• [EXTRACT TO READ]
# work and living in portugal



## ash&eluton (Aug 26, 2010)

Hello 
My husband and I are thinking of moving to portugal. We are thinking somewhere in porto or else around lisbon. Well we actually not sure where is the best place to go. We both speak Portuguese as my husband is brazilian and I lived there for a number of years. I would be really grateful if someone could advice me about work and living ther. 

Thanks 
ash


----------



## silvers (Sep 22, 2008)

You will find work more easily in Lisboa and it's pretty even on cost of living. Porto is quite expensive to live in.


----------



## ash&eluton (Aug 26, 2010)

*work*

Thanks.
Would you recomend in lisbon or outside in the surrounding towns. Also not sure as to what field of work I should be looking for. I am a social care worker in Ireland. Should I look for work in this area or am i better looking for work in shops, cafes, restaurants etc?? I


----------



## silvers (Sep 22, 2008)

I would take whatever you can get, you can always look to get a better gig along the line.


----------



## stephanie (Nov 11, 2008)

Hi Ash,

We live on the Silver Coast, about an hour's drive from Lisbon. This really is a great part of Portugal as the house prices are reasonable but we are not in the middle of nowhere. A lot of people live here and commute to Lisbon, but if you speak Portuguese you will probably find local work easily enough. 

As this is a holiday destination there is a lot of seasonal work too.

Let me know if you would like any information about this area I will be happy to fill you in!

Good luck,

Stephanie


----------



## notlongnow (May 21, 2009)

Being able to speak Portuguese removes the big barrier most people face but jobs are still thin on the ground. I agree your best bet is around Lisbon, most of the work here in The Algarve is seasonal
B


----------

• [PROVIDED MATERIAL]

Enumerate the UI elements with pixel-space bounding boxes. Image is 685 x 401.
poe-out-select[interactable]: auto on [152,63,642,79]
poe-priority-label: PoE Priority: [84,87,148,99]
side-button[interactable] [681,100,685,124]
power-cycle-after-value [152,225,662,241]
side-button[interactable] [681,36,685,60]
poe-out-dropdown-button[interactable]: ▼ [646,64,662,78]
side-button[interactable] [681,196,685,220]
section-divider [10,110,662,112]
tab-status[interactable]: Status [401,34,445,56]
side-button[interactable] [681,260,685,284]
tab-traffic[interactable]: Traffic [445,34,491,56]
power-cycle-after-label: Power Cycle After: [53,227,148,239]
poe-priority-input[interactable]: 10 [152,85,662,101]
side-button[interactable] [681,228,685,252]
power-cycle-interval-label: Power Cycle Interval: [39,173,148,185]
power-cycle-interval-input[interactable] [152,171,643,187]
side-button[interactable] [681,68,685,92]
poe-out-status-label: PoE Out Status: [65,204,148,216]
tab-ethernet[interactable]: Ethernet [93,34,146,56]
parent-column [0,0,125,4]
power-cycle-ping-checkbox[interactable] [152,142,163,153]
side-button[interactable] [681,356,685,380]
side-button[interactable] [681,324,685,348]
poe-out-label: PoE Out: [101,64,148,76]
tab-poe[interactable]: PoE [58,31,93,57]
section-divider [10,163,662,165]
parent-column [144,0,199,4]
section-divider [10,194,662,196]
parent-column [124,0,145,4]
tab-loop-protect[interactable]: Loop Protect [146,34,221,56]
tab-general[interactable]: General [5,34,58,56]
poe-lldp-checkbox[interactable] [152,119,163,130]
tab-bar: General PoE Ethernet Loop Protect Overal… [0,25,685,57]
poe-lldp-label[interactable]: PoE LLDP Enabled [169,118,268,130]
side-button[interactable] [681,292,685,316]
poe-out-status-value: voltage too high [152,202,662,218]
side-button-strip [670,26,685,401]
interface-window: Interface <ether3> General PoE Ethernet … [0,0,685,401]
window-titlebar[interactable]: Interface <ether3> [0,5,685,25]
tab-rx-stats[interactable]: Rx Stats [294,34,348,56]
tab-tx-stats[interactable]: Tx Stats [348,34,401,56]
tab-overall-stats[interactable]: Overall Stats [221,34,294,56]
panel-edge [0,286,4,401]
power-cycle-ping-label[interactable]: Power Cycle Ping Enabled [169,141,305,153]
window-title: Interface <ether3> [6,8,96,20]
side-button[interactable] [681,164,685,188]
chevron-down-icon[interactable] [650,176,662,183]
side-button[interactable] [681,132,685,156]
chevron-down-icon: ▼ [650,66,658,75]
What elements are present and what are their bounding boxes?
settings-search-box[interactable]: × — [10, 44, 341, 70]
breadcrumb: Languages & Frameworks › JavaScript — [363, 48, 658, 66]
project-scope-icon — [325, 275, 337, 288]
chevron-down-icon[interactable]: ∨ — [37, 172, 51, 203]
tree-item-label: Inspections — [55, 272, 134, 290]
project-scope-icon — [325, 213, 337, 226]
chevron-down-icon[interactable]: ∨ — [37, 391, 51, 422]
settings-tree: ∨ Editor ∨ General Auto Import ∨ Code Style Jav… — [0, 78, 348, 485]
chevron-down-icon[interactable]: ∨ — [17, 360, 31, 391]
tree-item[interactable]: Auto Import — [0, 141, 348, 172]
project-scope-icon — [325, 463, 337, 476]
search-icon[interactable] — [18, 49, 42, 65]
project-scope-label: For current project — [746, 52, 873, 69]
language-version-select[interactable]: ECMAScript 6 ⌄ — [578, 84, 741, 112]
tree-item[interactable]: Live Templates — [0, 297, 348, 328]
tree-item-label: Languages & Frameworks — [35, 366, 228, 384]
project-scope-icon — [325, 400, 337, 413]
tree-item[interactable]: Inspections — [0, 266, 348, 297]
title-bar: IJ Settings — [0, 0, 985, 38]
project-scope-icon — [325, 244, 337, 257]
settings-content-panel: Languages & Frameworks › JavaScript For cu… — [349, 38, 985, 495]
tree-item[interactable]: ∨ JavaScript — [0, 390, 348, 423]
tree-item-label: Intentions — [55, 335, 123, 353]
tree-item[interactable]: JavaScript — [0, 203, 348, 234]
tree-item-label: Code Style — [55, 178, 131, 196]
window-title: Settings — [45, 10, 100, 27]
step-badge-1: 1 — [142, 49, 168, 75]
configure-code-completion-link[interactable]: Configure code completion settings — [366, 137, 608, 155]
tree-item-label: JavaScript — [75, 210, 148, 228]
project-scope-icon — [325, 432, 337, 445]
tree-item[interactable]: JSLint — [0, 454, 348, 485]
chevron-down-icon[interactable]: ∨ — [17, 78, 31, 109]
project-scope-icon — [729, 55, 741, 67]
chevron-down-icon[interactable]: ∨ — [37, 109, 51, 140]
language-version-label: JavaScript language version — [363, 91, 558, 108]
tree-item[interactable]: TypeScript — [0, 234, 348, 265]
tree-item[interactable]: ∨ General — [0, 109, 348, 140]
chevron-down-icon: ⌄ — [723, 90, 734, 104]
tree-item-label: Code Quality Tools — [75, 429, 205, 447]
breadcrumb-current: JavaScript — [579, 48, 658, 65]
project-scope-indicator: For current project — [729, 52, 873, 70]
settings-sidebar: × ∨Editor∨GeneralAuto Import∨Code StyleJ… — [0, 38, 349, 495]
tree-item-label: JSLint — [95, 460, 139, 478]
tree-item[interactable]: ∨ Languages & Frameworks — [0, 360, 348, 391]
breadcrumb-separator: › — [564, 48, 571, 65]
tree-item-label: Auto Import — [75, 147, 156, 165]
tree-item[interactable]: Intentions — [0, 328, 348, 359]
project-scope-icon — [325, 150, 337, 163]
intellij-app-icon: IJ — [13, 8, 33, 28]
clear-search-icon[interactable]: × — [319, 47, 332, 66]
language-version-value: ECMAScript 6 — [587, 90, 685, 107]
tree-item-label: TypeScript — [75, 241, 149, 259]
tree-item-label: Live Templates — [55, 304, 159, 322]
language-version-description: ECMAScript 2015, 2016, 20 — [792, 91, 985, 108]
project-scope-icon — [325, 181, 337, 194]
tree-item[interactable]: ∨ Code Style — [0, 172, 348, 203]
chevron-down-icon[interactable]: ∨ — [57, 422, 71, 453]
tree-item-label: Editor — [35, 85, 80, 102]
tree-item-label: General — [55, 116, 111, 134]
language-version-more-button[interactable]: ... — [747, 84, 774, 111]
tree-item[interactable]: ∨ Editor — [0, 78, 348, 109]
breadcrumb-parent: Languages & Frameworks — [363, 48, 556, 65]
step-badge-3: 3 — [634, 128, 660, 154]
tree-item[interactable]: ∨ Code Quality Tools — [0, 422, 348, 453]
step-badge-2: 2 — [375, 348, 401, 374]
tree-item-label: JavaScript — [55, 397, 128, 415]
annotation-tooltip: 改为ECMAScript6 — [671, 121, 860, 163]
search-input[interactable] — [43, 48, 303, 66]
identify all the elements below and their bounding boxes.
...
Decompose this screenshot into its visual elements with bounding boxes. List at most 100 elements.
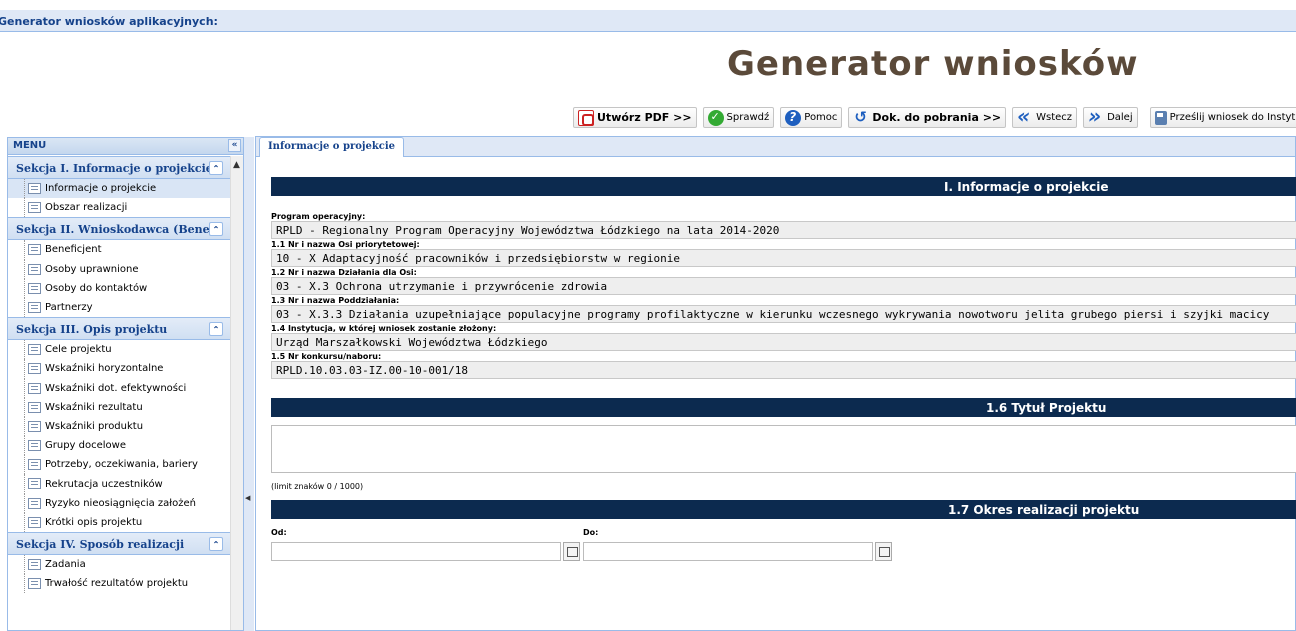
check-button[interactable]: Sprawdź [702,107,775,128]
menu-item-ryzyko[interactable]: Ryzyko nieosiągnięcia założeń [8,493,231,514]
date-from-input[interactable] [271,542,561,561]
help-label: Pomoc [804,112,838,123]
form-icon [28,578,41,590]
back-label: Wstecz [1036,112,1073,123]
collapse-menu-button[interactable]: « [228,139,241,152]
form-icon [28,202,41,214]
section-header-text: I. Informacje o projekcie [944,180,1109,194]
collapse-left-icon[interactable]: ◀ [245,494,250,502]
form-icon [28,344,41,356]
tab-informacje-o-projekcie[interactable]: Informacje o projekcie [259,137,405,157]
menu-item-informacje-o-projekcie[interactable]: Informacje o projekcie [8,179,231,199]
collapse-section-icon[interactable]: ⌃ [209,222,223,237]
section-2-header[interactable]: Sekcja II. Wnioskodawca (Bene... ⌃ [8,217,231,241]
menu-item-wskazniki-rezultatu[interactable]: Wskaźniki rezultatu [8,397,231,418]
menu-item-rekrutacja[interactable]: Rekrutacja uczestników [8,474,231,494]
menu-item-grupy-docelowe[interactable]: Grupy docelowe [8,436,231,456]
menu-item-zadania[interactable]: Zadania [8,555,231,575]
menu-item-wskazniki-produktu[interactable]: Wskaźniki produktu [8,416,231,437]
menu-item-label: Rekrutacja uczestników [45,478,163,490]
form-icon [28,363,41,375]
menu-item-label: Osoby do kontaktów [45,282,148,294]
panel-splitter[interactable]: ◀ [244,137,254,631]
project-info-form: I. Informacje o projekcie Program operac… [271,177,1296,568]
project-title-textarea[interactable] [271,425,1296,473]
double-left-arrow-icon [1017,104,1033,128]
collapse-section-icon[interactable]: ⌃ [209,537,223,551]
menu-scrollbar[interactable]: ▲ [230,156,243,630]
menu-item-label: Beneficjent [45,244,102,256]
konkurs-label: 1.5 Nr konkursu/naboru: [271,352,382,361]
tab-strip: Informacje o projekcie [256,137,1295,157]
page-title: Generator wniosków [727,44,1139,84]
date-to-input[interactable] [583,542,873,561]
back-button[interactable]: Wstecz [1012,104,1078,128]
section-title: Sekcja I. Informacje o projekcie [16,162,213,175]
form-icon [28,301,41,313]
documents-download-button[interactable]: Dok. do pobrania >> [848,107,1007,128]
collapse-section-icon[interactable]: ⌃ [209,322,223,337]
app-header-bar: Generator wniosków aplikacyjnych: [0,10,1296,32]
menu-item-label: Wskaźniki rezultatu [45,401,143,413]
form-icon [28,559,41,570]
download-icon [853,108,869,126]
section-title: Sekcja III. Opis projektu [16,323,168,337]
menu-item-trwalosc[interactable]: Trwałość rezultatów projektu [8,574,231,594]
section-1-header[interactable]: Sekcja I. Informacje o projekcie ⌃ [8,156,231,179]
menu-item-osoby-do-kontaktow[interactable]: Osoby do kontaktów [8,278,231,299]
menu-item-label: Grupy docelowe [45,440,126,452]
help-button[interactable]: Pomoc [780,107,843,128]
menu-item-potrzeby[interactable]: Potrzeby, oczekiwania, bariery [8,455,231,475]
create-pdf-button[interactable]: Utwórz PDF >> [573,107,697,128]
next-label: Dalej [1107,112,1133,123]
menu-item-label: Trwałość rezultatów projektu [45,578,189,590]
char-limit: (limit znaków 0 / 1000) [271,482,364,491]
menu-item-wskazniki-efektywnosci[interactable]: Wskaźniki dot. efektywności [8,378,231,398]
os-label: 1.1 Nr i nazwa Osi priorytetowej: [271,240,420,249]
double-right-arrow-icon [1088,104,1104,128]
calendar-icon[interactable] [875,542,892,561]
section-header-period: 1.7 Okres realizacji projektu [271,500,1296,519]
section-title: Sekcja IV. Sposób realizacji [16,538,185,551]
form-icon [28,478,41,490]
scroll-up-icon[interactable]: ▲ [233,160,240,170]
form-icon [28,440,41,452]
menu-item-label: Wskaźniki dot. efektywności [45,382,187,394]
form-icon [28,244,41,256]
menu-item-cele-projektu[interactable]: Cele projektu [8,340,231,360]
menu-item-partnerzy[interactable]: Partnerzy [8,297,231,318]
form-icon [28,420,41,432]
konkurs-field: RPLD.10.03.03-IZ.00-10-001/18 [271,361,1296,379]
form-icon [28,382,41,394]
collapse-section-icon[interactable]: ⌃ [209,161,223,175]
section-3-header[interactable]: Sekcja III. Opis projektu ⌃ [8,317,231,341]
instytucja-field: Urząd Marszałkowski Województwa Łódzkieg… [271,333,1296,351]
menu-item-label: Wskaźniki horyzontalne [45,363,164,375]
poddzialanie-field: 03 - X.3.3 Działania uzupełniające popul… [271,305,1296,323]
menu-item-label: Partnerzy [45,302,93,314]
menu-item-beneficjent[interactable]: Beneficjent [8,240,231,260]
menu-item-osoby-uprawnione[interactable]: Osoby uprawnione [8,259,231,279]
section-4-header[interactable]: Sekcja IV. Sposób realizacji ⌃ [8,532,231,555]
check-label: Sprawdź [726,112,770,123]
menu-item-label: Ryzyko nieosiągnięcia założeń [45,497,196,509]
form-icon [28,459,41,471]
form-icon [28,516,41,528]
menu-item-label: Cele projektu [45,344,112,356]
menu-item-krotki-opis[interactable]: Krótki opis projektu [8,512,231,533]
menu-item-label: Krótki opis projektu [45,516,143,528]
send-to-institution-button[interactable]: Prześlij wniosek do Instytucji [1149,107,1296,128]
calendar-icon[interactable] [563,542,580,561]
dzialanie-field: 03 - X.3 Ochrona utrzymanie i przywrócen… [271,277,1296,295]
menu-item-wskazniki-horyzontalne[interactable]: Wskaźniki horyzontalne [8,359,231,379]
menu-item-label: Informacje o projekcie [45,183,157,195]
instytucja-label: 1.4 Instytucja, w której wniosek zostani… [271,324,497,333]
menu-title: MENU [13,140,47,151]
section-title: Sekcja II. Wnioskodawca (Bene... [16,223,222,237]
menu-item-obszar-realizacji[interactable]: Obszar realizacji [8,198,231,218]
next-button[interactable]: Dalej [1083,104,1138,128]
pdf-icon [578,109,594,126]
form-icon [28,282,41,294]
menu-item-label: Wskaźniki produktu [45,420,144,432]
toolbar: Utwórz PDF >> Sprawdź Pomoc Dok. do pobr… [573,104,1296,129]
---
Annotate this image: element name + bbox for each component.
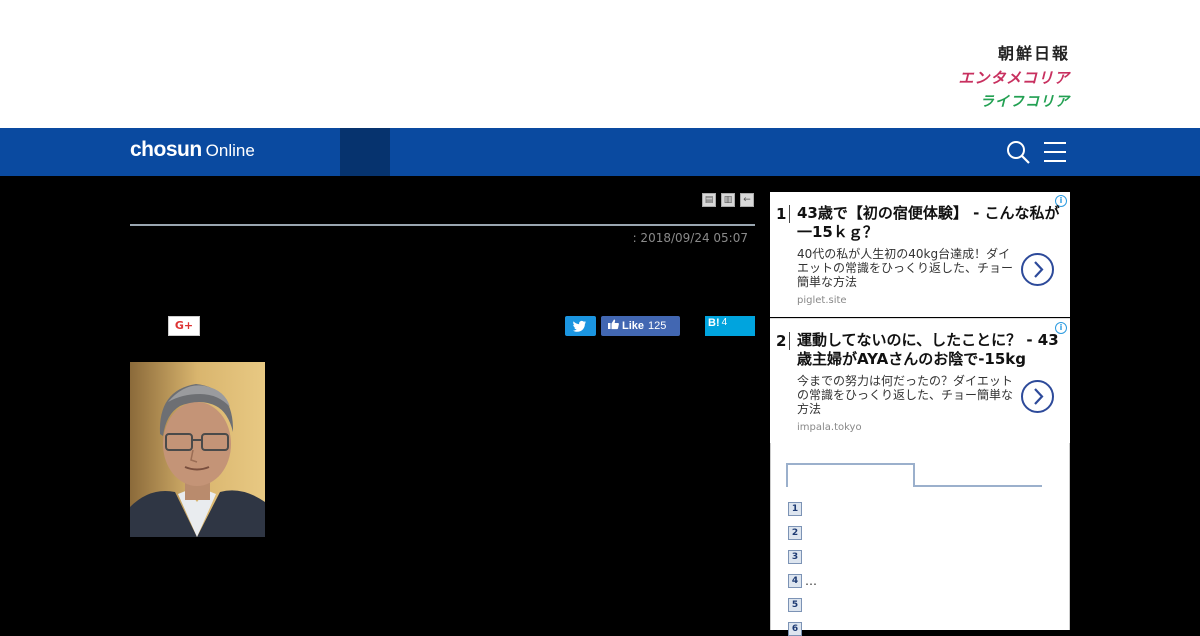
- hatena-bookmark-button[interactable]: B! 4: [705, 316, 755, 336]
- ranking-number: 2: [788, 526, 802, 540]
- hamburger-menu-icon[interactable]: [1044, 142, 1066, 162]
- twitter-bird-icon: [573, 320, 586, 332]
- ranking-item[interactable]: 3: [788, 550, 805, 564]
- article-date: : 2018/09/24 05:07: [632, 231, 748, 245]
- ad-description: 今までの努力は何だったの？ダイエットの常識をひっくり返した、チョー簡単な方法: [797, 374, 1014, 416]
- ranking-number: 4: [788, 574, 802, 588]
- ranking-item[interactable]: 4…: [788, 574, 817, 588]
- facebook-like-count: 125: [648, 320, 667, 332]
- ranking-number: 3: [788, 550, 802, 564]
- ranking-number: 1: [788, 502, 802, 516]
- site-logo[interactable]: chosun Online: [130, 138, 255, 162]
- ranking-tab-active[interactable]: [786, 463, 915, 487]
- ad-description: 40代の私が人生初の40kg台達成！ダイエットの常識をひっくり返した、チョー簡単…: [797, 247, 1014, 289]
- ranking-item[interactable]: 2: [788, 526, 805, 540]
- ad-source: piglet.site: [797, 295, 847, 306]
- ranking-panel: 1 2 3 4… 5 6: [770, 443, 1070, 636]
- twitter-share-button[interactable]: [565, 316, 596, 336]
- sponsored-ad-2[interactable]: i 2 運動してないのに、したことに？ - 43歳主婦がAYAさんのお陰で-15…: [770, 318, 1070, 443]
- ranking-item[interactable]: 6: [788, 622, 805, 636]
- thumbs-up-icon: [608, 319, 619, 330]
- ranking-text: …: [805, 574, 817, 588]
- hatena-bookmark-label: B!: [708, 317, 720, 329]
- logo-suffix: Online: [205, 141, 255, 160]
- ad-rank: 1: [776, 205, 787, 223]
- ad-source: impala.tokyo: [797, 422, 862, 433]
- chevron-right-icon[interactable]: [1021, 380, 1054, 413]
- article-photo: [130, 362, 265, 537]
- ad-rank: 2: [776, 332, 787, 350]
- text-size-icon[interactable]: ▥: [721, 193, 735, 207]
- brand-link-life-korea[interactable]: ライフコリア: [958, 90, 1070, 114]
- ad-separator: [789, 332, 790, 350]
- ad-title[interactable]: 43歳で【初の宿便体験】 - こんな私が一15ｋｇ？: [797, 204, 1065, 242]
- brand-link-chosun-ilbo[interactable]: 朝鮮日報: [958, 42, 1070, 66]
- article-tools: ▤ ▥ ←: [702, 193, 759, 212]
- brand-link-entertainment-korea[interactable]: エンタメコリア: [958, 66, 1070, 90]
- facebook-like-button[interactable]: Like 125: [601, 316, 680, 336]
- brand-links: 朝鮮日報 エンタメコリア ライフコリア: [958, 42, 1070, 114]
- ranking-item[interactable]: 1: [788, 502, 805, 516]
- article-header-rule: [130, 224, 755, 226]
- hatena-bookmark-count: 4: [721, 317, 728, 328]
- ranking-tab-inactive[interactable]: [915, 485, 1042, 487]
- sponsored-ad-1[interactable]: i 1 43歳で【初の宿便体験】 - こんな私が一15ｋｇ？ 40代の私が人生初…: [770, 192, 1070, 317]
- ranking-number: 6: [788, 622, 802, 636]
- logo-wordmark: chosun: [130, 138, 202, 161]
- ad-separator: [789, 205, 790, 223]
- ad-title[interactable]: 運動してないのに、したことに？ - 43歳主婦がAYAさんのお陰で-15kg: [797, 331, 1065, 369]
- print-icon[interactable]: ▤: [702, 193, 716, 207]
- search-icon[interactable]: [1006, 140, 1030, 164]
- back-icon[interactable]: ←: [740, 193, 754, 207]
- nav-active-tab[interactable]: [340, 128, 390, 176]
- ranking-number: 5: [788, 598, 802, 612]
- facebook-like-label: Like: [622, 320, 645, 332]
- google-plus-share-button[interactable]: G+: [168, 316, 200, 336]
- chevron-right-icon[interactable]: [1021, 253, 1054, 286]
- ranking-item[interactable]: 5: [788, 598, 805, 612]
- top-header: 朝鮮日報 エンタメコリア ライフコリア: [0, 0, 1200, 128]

• [TASK GOAL]
List every distinct username that appears as a poster in the forum thread about work and living in Portugal.

• [ANSWER FOR THE TASK]
ash&eluton, silvers, stephanie, notlongnow